* [Set problem]:
Pick every line from the data that holds the word "object".
======== Supplied entries ========
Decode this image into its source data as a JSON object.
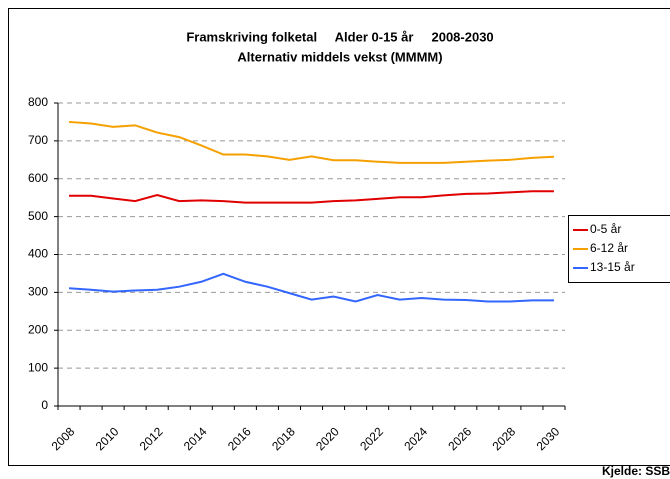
{
  "chart_data": {
    "type": "line",
    "title": "Framskriving folketal     Alder 0-15 år     2008-2030",
    "subtitle": "Alternativ middels vekst (MMMM)",
    "source": "Kjelde: SSB",
    "categories": [
      "2008",
      null,
      "2010",
      null,
      "2012",
      null,
      "2014",
      null,
      "2016",
      null,
      "2018",
      null,
      "2020",
      null,
      "2022",
      null,
      "2024",
      null,
      "2026",
      null,
      "2028",
      null,
      "2030"
    ],
    "series": [
      {
        "name": "0-5 år",
        "color": "#e00000",
        "values": [
          555,
          555,
          548,
          541,
          557,
          541,
          543,
          541,
          537,
          537,
          537,
          537,
          541,
          543,
          547,
          551,
          551,
          556,
          560,
          561,
          564,
          567,
          567
        ]
      },
      {
        "name": "6-12 år",
        "color": "#f5a000",
        "values": [
          750,
          746,
          737,
          741,
          722,
          710,
          688,
          664,
          664,
          659,
          650,
          659,
          649,
          649,
          645,
          642,
          642,
          642,
          645,
          648,
          650,
          655,
          658
        ]
      },
      {
        "name": "13-15 år",
        "color": "#3366ff",
        "values": [
          311,
          307,
          302,
          305,
          307,
          315,
          328,
          349,
          328,
          315,
          298,
          281,
          289,
          276,
          293,
          281,
          285,
          281,
          280,
          276,
          276,
          279,
          279
        ]
      }
    ],
    "ylim": [
      0,
      800
    ],
    "yticks": [
      0,
      100,
      200,
      300,
      400,
      500,
      600,
      700,
      800
    ],
    "grid": true,
    "legend": "right"
  }
}
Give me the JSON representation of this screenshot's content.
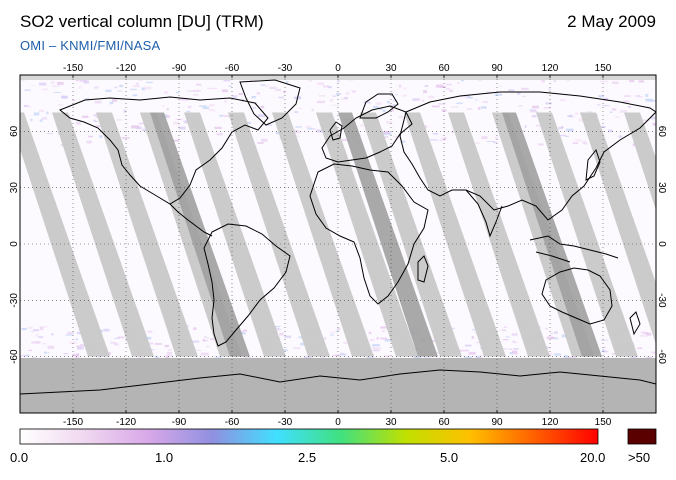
{
  "header": {
    "title": "SO2 vertical column [DU] (TRM)",
    "date": "2 May 2009",
    "source": "OMI  –  KNMI/FMI/NASA"
  },
  "map": {
    "lon_ticks": [
      "-150",
      "-120",
      "-90",
      "-60",
      "-30",
      "0",
      "30",
      "60",
      "90",
      "120",
      "150"
    ],
    "lat_ticks": [
      "60",
      "30",
      "0",
      "-30",
      "-60"
    ],
    "colors": {
      "background": "#fdfaff",
      "swath_gap": "#c8c8c8",
      "swath_dark": "#a0a0a0",
      "polar_fill": "#b4b4b4",
      "coast": "#000000",
      "grid": "#444444"
    }
  },
  "colorbar": {
    "labels": [
      "0.0",
      "1.0",
      "2.5",
      "5.0",
      "20.0"
    ],
    "overflow_label": ">50",
    "overflow_color": "#5a0000",
    "gradient_stops": [
      "#ffffff",
      "#f0d8f0",
      "#d8a8e8",
      "#9090e0",
      "#40e0ff",
      "#40e080",
      "#c0e000",
      "#ffc000",
      "#ff6000",
      "#ff0000"
    ]
  }
}
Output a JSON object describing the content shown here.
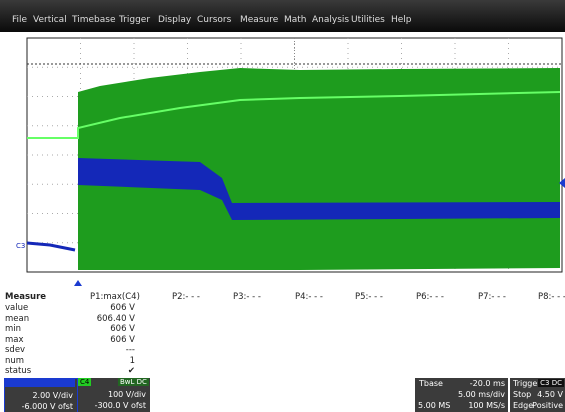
{
  "menu": [
    "File",
    "Vertical",
    "Timebase",
    "Trigger",
    "Display",
    "Cursors",
    "Measure",
    "Math",
    "Analysis",
    "Utilities",
    "Help"
  ],
  "trace_label": "C3",
  "measure": {
    "title": "Measure",
    "params": [
      "P1:max(C4)",
      "P2:- - -",
      "P3:- - -",
      "P4:- - -",
      "P5:- - -",
      "P6:- - -",
      "P7:- - -",
      "P8:- - -"
    ],
    "rows": [
      {
        "label": "value",
        "value": "606 V"
      },
      {
        "label": "mean",
        "value": "606.40 V"
      },
      {
        "label": "min",
        "value": "606 V"
      },
      {
        "label": "max",
        "value": "606 V"
      },
      {
        "label": "sdev",
        "value": "---"
      },
      {
        "label": "num",
        "value": "1"
      },
      {
        "label": "status",
        "value": "✔"
      }
    ]
  },
  "channels": [
    {
      "vdiv": "2.00 V/div",
      "offset": "-6.000 V ofst"
    },
    {
      "name": "C4",
      "coupling": "BwL DC",
      "vdiv": "100 V/div",
      "offset": "-300.0 V ofst"
    }
  ],
  "timebase": {
    "title": "Tbase",
    "delay": "-20.0 ms",
    "tdiv": "5.00 ms/div",
    "points": "5.00 MS",
    "rate": "100 MS/s"
  },
  "trigger": {
    "title": "Trigger",
    "source": "C3 DC",
    "mode": "Stop",
    "level": "4.50 V",
    "type": "Edge",
    "slope": "Positive"
  }
}
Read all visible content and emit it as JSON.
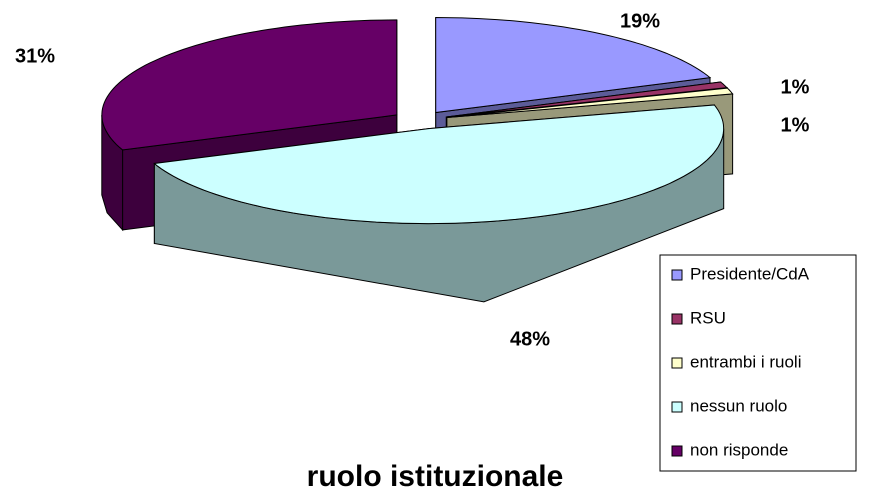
{
  "chart_data": {
    "type": "pie3d",
    "title": "ruolo istituzionale",
    "categories": [
      "Presidente/CdA",
      "RSU",
      "entrambi i ruoli",
      "nessun ruolo",
      "non risponde"
    ],
    "values": [
      19,
      1,
      1,
      48,
      31
    ],
    "value_labels": [
      "19%",
      "1%",
      "1%",
      "48%",
      "31%"
    ],
    "colors": [
      "#9999ff",
      "#993366",
      "#ffffcc",
      "#ccffff",
      "#660066"
    ],
    "legend": "right"
  }
}
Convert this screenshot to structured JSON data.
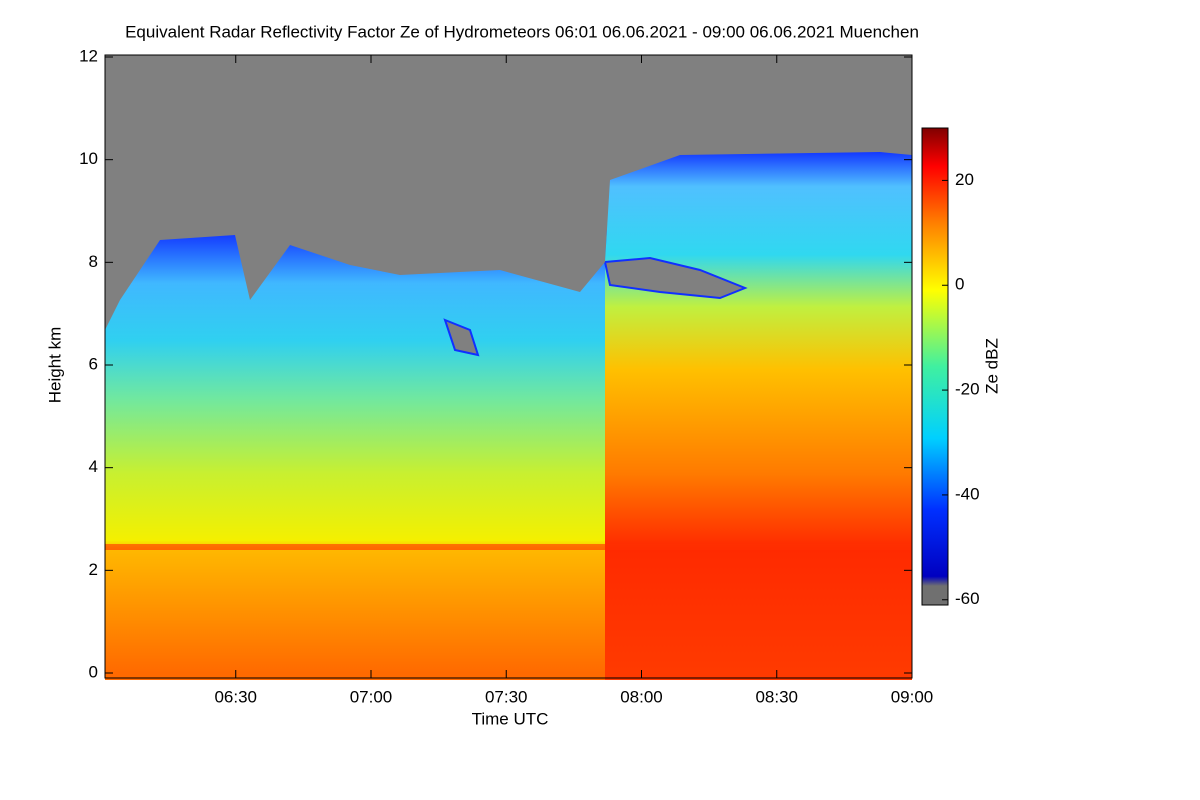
========
* [Reply]:
Decode this image into its source data as a JSON object.
Output a JSON object describing the content shown here.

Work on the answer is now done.